[START Records shown]

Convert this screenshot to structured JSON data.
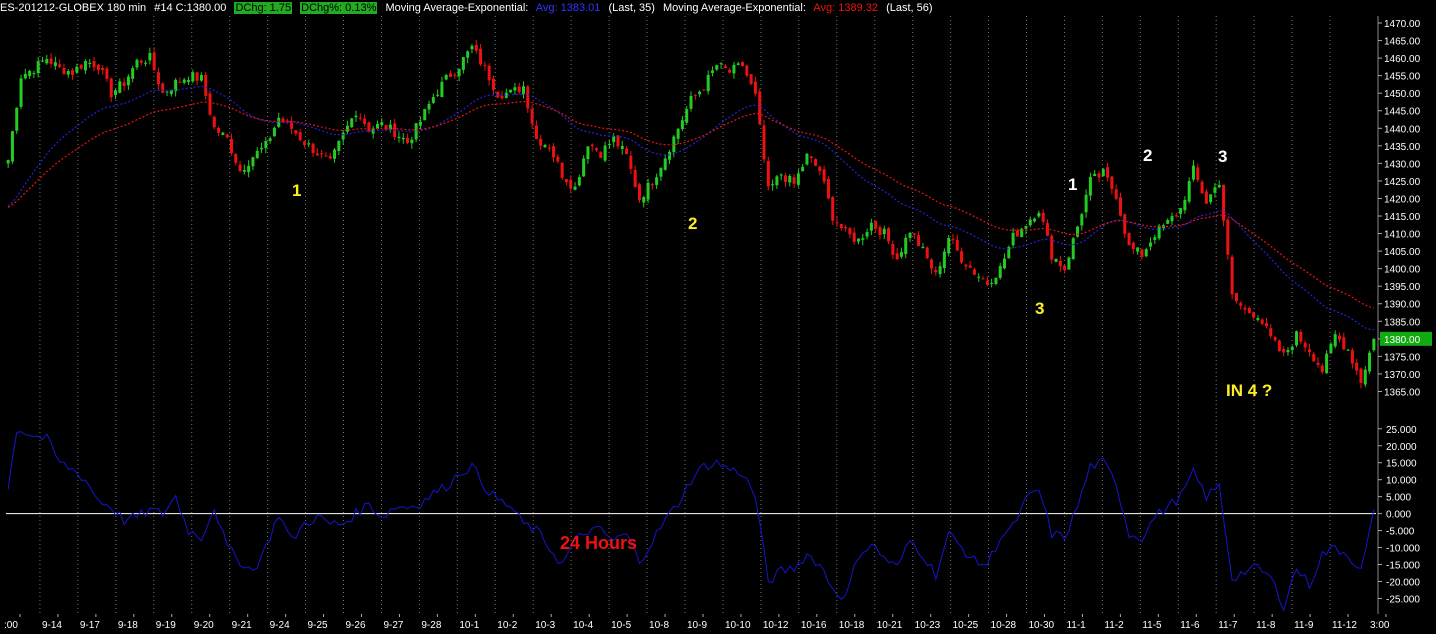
{
  "header": {
    "symbol": "ES-201212-GLOBEX 180 min",
    "bar_info": "#14 C:1380.00",
    "dchg": "DChg: 1.75",
    "dchg_pct": "DChg%: 0.13%",
    "ma1_label": "Moving Average-Exponential:",
    "ma1_avg": "Avg: 1383.01",
    "ma1_params": "(Last, 35)",
    "ma2_label": "Moving Average-Exponential:",
    "ma2_avg": "Avg: 1389.32",
    "ma2_params": "(Last, 56)"
  },
  "colors": {
    "bull": "#22cc22",
    "bear": "#ee1111",
    "ma_fast": "#2222dd",
    "ma_slow": "#ee1111",
    "oscillator": "#1515cc",
    "yellow_annotation": "#ffee22"
  },
  "chart_data": [
    {
      "type": "candlestick",
      "ylim": [
        1362,
        1472
      ],
      "y_ticks": [
        "1470.00",
        "1465.00",
        "1460.00",
        "1455.00",
        "1450.00",
        "1445.00",
        "1440.00",
        "1435.00",
        "1430.00",
        "1425.00",
        "1420.00",
        "1415.00",
        "1410.00",
        "1405.00",
        "1400.00",
        "1395.00",
        "1390.00",
        "1385.00",
        "1380.00",
        "1375.00",
        "1370.00",
        "1365.00"
      ],
      "current_price": "1380.00",
      "x_labels": [
        ":00",
        "9-14",
        "9-17",
        "9-18",
        "9-19",
        "9-20",
        "9-21",
        "9-24",
        "9-25",
        "9-26",
        "9-27",
        "9-28",
        "10-1",
        "10-2",
        "10-3",
        "10-4",
        "10-5",
        "10-8",
        "10-9",
        "10-10",
        "10-12",
        "10-16",
        "10-18",
        "10-21",
        "10-23",
        "10-25",
        "10-28",
        "10-30",
        "11-1",
        "11-2",
        "11-5",
        "11-6",
        "11-7",
        "11-8",
        "11-9",
        "11-12",
        "3:00"
      ],
      "close_path": [
        [
          0,
          1431
        ],
        [
          3,
          1455
        ],
        [
          6,
          1457
        ],
        [
          9,
          1460
        ],
        [
          12,
          1457
        ],
        [
          15,
          1456
        ],
        [
          18,
          1459
        ],
        [
          21,
          1458
        ],
        [
          24,
          1450
        ],
        [
          27,
          1453
        ],
        [
          30,
          1459
        ],
        [
          33,
          1460
        ],
        [
          36,
          1450
        ],
        [
          39,
          1453
        ],
        [
          42,
          1455
        ],
        [
          45,
          1454
        ],
        [
          48,
          1440
        ],
        [
          51,
          1437
        ],
        [
          54,
          1428
        ],
        [
          57,
          1432
        ],
        [
          60,
          1435
        ],
        [
          63,
          1443
        ],
        [
          66,
          1440
        ],
        [
          69,
          1436
        ],
        [
          72,
          1433
        ],
        [
          75,
          1430
        ],
        [
          78,
          1438
        ],
        [
          81,
          1445
        ],
        [
          84,
          1440
        ],
        [
          87,
          1441
        ],
        [
          90,
          1439
        ],
        [
          93,
          1436
        ],
        [
          96,
          1442
        ],
        [
          99,
          1449
        ],
        [
          102,
          1454
        ],
        [
          105,
          1458
        ],
        [
          108,
          1463
        ],
        [
          111,
          1457
        ],
        [
          114,
          1450
        ],
        [
          117,
          1450
        ],
        [
          120,
          1452
        ],
        [
          123,
          1437
        ],
        [
          126,
          1435
        ],
        [
          129,
          1427
        ],
        [
          132,
          1423
        ],
        [
          135,
          1436
        ],
        [
          138,
          1433
        ],
        [
          141,
          1437
        ],
        [
          144,
          1432
        ],
        [
          147,
          1420
        ],
        [
          150,
          1425
        ],
        [
          153,
          1432
        ],
        [
          156,
          1440
        ],
        [
          159,
          1448
        ],
        [
          162,
          1452
        ],
        [
          165,
          1458
        ],
        [
          168,
          1456
        ],
        [
          171,
          1458
        ],
        [
          174,
          1449
        ],
        [
          177,
          1422
        ],
        [
          180,
          1427
        ],
        [
          183,
          1424
        ],
        [
          186,
          1432
        ],
        [
          189,
          1428
        ],
        [
          192,
          1415
        ],
        [
          195,
          1410
        ],
        [
          198,
          1408
        ],
        [
          201,
          1413
        ],
        [
          204,
          1410
        ],
        [
          207,
          1403
        ],
        [
          210,
          1411
        ],
        [
          213,
          1405
        ],
        [
          216,
          1398
        ],
        [
          219,
          1409
        ],
        [
          222,
          1403
        ],
        [
          225,
          1399
        ],
        [
          228,
          1396
        ],
        [
          231,
          1400
        ],
        [
          234,
          1409
        ],
        [
          237,
          1413
        ],
        [
          240,
          1417
        ],
        [
          243,
          1404
        ],
        [
          246,
          1400
        ],
        [
          249,
          1412
        ],
        [
          252,
          1425
        ],
        [
          255,
          1427
        ],
        [
          258,
          1421
        ],
        [
          261,
          1406
        ],
        [
          264,
          1404
        ],
        [
          267,
          1410
        ],
        [
          270,
          1413
        ],
        [
          273,
          1417
        ],
        [
          276,
          1428
        ],
        [
          279,
          1419
        ],
        [
          282,
          1425
        ],
        [
          285,
          1392
        ],
        [
          288,
          1388
        ],
        [
          291,
          1387
        ],
        [
          294,
          1380
        ],
        [
          297,
          1375
        ],
        [
          300,
          1381
        ],
        [
          303,
          1377
        ],
        [
          306,
          1371
        ],
        [
          309,
          1381
        ],
        [
          312,
          1377
        ],
        [
          315,
          1368
        ],
        [
          318,
          1380
        ]
      ]
    },
    {
      "type": "line",
      "name": "24 Hours",
      "ylim": [
        -29,
        27
      ],
      "y_ticks": [
        "25.000",
        "20.000",
        "15.000",
        "10.000",
        "5.000",
        "0.000",
        "-5.000",
        "-10.000",
        "-15.000",
        "-20.000",
        "-25.000"
      ],
      "values_path": [
        [
          0,
          7
        ],
        [
          2,
          25
        ],
        [
          6,
          23
        ],
        [
          9,
          22
        ],
        [
          12,
          15
        ],
        [
          15,
          13
        ],
        [
          18,
          10
        ],
        [
          21,
          4
        ],
        [
          24,
          2
        ],
        [
          27,
          -2
        ],
        [
          30,
          -1
        ],
        [
          33,
          1
        ],
        [
          36,
          0
        ],
        [
          39,
          5
        ],
        [
          42,
          -5
        ],
        [
          45,
          -7
        ],
        [
          48,
          2
        ],
        [
          51,
          -10
        ],
        [
          54,
          -14
        ],
        [
          57,
          -17
        ],
        [
          60,
          -10
        ],
        [
          63,
          0
        ],
        [
          66,
          -8
        ],
        [
          69,
          -3
        ],
        [
          72,
          -1
        ],
        [
          75,
          -3
        ],
        [
          78,
          -3
        ],
        [
          81,
          0
        ],
        [
          84,
          3
        ],
        [
          87,
          -1
        ],
        [
          90,
          2
        ],
        [
          93,
          2
        ],
        [
          96,
          3
        ],
        [
          99,
          6
        ],
        [
          102,
          8
        ],
        [
          105,
          12
        ],
        [
          108,
          14
        ],
        [
          111,
          8
        ],
        [
          114,
          4
        ],
        [
          117,
          2
        ],
        [
          120,
          -3
        ],
        [
          123,
          -5
        ],
        [
          126,
          -10
        ],
        [
          129,
          -15
        ],
        [
          132,
          -8
        ],
        [
          135,
          -5
        ],
        [
          138,
          -5
        ],
        [
          141,
          -8
        ],
        [
          144,
          -6
        ],
        [
          147,
          -14
        ],
        [
          150,
          -8
        ],
        [
          153,
          -2
        ],
        [
          156,
          3
        ],
        [
          159,
          10
        ],
        [
          162,
          14
        ],
        [
          165,
          15
        ],
        [
          168,
          13
        ],
        [
          171,
          12
        ],
        [
          174,
          5
        ],
        [
          177,
          -20
        ],
        [
          180,
          -17
        ],
        [
          183,
          -16
        ],
        [
          186,
          -12
        ],
        [
          189,
          -15
        ],
        [
          192,
          -22
        ],
        [
          195,
          -25
        ],
        [
          198,
          -12
        ],
        [
          201,
          -9
        ],
        [
          204,
          -13
        ],
        [
          207,
          -16
        ],
        [
          210,
          -8
        ],
        [
          213,
          -12
        ],
        [
          216,
          -18
        ],
        [
          219,
          -6
        ],
        [
          222,
          -10
        ],
        [
          225,
          -14
        ],
        [
          228,
          -15
        ],
        [
          231,
          -7
        ],
        [
          234,
          -4
        ],
        [
          237,
          4
        ],
        [
          240,
          7
        ],
        [
          243,
          -6
        ],
        [
          246,
          -7
        ],
        [
          249,
          2
        ],
        [
          252,
          14
        ],
        [
          255,
          15
        ],
        [
          258,
          9
        ],
        [
          261,
          -6
        ],
        [
          264,
          -7
        ],
        [
          267,
          -1
        ],
        [
          270,
          2
        ],
        [
          273,
          5
        ],
        [
          276,
          12
        ],
        [
          279,
          5
        ],
        [
          282,
          8
        ],
        [
          285,
          -19
        ],
        [
          288,
          -17
        ],
        [
          291,
          -16
        ],
        [
          294,
          -19
        ],
        [
          297,
          -27
        ],
        [
          300,
          -16
        ],
        [
          303,
          -21
        ],
        [
          306,
          -12
        ],
        [
          309,
          -10
        ],
        [
          312,
          -12
        ],
        [
          315,
          -17
        ],
        [
          318,
          0
        ]
      ]
    }
  ],
  "annotations": {
    "y1": "1",
    "y2": "2",
    "y3": "3",
    "w1": "1",
    "w2": "2",
    "w3": "3",
    "in4": "IN 4 ?",
    "hours": "24 Hours"
  }
}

[END Records shown]

**Work to do:** Every line that holds the word "Last" should be extracted.

**Correct response:**
    "ma1_params": "(Last, 35)",
    "ma2_params": "(Last, 56)"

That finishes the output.